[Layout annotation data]
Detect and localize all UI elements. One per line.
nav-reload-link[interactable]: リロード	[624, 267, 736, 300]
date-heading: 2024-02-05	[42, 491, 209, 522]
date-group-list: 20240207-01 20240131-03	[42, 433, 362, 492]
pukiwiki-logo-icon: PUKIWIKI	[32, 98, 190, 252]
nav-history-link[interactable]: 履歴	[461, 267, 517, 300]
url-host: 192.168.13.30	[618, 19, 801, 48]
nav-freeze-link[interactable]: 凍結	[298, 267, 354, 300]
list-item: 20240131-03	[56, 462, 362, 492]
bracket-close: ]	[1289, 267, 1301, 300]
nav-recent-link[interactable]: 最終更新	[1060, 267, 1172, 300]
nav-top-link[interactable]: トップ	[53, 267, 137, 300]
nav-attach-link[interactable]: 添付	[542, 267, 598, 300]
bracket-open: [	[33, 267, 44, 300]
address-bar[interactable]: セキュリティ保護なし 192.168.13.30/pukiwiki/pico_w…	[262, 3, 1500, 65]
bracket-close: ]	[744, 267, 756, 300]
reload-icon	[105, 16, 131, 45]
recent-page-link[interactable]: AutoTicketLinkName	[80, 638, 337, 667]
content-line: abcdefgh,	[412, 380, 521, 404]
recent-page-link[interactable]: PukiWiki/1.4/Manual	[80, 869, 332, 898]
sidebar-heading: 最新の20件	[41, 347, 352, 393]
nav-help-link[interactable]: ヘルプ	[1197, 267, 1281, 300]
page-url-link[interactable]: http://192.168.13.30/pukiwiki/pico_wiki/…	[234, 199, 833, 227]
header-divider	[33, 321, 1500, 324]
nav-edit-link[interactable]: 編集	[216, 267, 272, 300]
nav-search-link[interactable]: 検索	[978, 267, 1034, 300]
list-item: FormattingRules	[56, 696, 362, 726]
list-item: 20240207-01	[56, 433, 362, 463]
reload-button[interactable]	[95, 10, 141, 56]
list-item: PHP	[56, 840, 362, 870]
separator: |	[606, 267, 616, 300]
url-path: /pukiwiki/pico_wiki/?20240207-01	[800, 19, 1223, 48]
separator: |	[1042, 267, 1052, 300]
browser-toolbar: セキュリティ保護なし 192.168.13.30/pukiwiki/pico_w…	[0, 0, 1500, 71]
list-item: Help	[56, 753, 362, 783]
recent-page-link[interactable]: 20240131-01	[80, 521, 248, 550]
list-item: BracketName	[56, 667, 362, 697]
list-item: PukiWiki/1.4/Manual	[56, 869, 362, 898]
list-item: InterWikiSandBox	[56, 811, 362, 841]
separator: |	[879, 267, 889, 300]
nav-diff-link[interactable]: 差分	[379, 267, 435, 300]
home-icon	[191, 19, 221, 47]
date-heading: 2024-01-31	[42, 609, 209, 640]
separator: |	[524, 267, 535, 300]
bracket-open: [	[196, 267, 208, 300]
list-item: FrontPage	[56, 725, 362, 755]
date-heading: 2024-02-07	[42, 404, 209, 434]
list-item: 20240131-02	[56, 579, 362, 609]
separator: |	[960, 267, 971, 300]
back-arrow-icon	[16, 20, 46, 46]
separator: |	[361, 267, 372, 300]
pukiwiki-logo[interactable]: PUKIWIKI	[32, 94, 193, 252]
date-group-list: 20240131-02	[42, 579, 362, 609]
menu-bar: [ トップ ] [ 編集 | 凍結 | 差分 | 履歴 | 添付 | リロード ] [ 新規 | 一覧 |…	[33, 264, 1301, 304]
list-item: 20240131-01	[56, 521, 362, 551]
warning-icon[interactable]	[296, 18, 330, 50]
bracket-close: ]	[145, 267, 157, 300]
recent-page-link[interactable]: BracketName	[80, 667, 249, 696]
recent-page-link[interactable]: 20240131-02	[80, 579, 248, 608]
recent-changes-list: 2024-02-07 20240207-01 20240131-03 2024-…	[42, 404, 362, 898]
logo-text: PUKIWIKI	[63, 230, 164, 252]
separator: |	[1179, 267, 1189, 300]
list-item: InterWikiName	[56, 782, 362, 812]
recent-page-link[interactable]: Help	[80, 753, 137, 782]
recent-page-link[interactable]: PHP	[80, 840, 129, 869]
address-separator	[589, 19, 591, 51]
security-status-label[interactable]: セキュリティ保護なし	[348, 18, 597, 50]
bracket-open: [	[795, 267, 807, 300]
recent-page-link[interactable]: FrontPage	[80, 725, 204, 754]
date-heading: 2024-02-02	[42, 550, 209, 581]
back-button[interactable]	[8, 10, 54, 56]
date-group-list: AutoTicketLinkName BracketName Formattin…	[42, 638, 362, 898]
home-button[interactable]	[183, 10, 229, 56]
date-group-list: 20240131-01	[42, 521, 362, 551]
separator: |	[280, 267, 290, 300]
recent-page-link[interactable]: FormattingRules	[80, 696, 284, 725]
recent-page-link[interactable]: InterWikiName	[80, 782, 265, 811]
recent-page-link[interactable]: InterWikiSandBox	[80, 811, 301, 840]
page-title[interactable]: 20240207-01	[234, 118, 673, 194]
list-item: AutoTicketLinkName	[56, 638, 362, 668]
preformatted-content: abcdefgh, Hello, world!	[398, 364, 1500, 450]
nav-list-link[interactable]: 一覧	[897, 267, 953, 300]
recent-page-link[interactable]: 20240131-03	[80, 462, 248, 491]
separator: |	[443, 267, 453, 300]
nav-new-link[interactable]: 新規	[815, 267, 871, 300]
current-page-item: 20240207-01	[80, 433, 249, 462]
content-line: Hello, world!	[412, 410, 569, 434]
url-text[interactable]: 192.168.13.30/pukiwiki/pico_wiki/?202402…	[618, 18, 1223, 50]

What is being asked: Update the lines above by replacing every occurrence of "recent-page-link" with "sidebar-page-link", leaving everything else unchanged.

Task answer:
Detect and localize all UI elements. One per line.
nav-reload-link[interactable]: リロード	[624, 267, 736, 300]
date-heading: 2024-02-05	[42, 491, 209, 522]
date-group-list: 20240207-01 20240131-03	[42, 433, 362, 492]
pukiwiki-logo-icon: PUKIWIKI	[32, 98, 190, 252]
nav-history-link[interactable]: 履歴	[461, 267, 517, 300]
url-host: 192.168.13.30	[618, 19, 801, 48]
nav-freeze-link[interactable]: 凍結	[298, 267, 354, 300]
list-item: 20240131-03	[56, 462, 362, 492]
bracket-close: ]	[1289, 267, 1301, 300]
nav-recent-link[interactable]: 最終更新	[1060, 267, 1172, 300]
nav-top-link[interactable]: トップ	[53, 267, 137, 300]
nav-attach-link[interactable]: 添付	[542, 267, 598, 300]
bracket-open: [	[33, 267, 44, 300]
address-bar[interactable]: セキュリティ保護なし 192.168.13.30/pukiwiki/pico_w…	[262, 3, 1500, 65]
bracket-close: ]	[744, 267, 756, 300]
reload-icon	[105, 16, 131, 45]
sidebar-page-link[interactable]: AutoTicketLinkName	[80, 638, 337, 667]
content-line: abcdefgh,	[412, 380, 521, 404]
sidebar-page-link[interactable]: PukiWiki/1.4/Manual	[80, 869, 332, 898]
sidebar-heading: 最新の20件	[41, 347, 352, 393]
nav-help-link[interactable]: ヘルプ	[1197, 267, 1281, 300]
page-url-link[interactable]: http://192.168.13.30/pukiwiki/pico_wiki/…	[234, 199, 833, 227]
header-divider	[33, 321, 1500, 324]
nav-edit-link[interactable]: 編集	[216, 267, 272, 300]
nav-search-link[interactable]: 検索	[978, 267, 1034, 300]
list-item: FormattingRules	[56, 696, 362, 726]
list-item: 20240207-01	[56, 433, 362, 463]
reload-button[interactable]	[95, 10, 141, 56]
list-item: PHP	[56, 840, 362, 870]
separator: |	[606, 267, 616, 300]
url-path: /pukiwiki/pico_wiki/?20240207-01	[800, 19, 1223, 48]
separator: |	[1042, 267, 1052, 300]
browser-toolbar: セキュリティ保護なし 192.168.13.30/pukiwiki/pico_w…	[0, 0, 1500, 71]
list-item: Help	[56, 753, 362, 783]
sidebar-page-link[interactable]: 20240131-01	[80, 521, 248, 550]
list-item: BracketName	[56, 667, 362, 697]
list-item: PukiWiki/1.4/Manual	[56, 869, 362, 898]
list-item: InterWikiSandBox	[56, 811, 362, 841]
separator: |	[879, 267, 889, 300]
nav-diff-link[interactable]: 差分	[379, 267, 435, 300]
home-icon	[191, 19, 221, 47]
date-heading: 2024-01-31	[42, 609, 209, 640]
separator: |	[524, 267, 535, 300]
bracket-open: [	[196, 267, 208, 300]
list-item: FrontPage	[56, 725, 362, 755]
date-heading: 2024-02-07	[42, 404, 209, 434]
list-item: 20240131-02	[56, 579, 362, 609]
separator: |	[960, 267, 971, 300]
back-arrow-icon	[16, 20, 46, 46]
separator: |	[361, 267, 372, 300]
pukiwiki-logo[interactable]: PUKIWIKI	[32, 94, 193, 252]
date-group-list: 20240131-02	[42, 579, 362, 609]
menu-bar: [ トップ ] [ 編集 | 凍結 | 差分 | 履歴 | 添付 | リロード ] [ 新規 | 一覧 |…	[33, 264, 1301, 304]
list-item: 20240131-01	[56, 521, 362, 551]
warning-icon[interactable]	[296, 18, 330, 50]
bracket-close: ]	[145, 267, 157, 300]
sidebar-page-link[interactable]: BracketName	[80, 667, 249, 696]
sidebar-page-link[interactable]: 20240131-02	[80, 579, 248, 608]
recent-changes-list: 2024-02-07 20240207-01 20240131-03 2024-…	[42, 404, 362, 898]
logo-text: PUKIWIKI	[63, 230, 164, 252]
separator: |	[1179, 267, 1189, 300]
list-item: InterWikiName	[56, 782, 362, 812]
sidebar-page-link[interactable]: Help	[80, 753, 137, 782]
sidebar-page-link[interactable]: PHP	[80, 840, 129, 869]
address-separator	[589, 19, 591, 51]
security-status-label[interactable]: セキュリティ保護なし	[348, 18, 597, 50]
bracket-open: [	[795, 267, 807, 300]
sidebar-page-link[interactable]: FrontPage	[80, 725, 204, 754]
date-heading: 2024-02-02	[42, 550, 209, 581]
back-button[interactable]	[8, 10, 54, 56]
date-group-list: AutoTicketLinkName BracketName Formattin…	[42, 638, 362, 898]
home-button[interactable]	[183, 10, 229, 56]
date-group-list: 20240131-01	[42, 521, 362, 551]
separator: |	[280, 267, 290, 300]
sidebar-page-link[interactable]: FormattingRules	[80, 696, 284, 725]
sidebar-page-link[interactable]: InterWikiName	[80, 782, 265, 811]
sidebar-page-link[interactable]: InterWikiSandBox	[80, 811, 301, 840]
page-title[interactable]: 20240207-01	[234, 118, 673, 194]
list-item: AutoTicketLinkName	[56, 638, 362, 668]
preformatted-content: abcdefgh, Hello, world!	[398, 364, 1500, 450]
nav-list-link[interactable]: 一覧	[897, 267, 953, 300]
sidebar-page-link[interactable]: 20240131-03	[80, 462, 248, 491]
separator: |	[443, 267, 453, 300]
nav-new-link[interactable]: 新規	[815, 267, 871, 300]
current-page-item: 20240207-01	[80, 433, 249, 462]
content-line: Hello, world!	[412, 410, 569, 434]
url-text[interactable]: 192.168.13.30/pukiwiki/pico_wiki/?202402…	[618, 18, 1223, 50]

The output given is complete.